Figure dataset records:

++++

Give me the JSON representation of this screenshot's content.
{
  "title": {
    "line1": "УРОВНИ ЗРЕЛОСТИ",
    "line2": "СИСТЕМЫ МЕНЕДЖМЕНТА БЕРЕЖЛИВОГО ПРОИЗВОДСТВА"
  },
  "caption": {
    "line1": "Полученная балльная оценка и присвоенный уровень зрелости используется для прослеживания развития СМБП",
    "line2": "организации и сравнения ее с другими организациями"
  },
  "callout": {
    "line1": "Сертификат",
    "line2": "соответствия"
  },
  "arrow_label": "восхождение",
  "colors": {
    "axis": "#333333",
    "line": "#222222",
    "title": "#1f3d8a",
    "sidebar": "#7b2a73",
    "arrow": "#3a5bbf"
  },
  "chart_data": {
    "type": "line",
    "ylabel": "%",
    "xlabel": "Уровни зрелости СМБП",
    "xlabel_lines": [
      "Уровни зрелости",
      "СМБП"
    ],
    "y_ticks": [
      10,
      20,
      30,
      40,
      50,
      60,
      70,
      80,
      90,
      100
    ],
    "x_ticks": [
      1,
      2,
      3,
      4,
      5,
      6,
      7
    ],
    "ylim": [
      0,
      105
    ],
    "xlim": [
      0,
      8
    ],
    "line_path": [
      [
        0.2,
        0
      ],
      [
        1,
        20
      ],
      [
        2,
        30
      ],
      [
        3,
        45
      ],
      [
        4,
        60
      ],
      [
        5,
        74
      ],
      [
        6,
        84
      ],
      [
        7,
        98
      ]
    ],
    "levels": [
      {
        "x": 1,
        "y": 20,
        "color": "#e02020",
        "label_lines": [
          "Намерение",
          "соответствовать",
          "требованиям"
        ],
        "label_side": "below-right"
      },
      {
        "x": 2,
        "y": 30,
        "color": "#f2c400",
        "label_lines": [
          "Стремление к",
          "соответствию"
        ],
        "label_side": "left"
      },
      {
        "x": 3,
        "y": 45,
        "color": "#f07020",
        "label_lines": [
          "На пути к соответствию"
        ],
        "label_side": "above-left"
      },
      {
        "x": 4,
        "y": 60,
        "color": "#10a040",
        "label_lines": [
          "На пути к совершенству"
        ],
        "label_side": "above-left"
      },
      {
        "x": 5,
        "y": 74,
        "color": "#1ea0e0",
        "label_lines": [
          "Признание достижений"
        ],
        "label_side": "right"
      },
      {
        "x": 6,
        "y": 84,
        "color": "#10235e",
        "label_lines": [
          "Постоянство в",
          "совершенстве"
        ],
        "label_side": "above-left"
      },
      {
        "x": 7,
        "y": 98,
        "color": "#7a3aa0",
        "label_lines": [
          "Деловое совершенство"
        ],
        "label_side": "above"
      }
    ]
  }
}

++++

Objective: Tell how many lines hold the string "пути", giving the number and nothing else.

Solved exercise: 2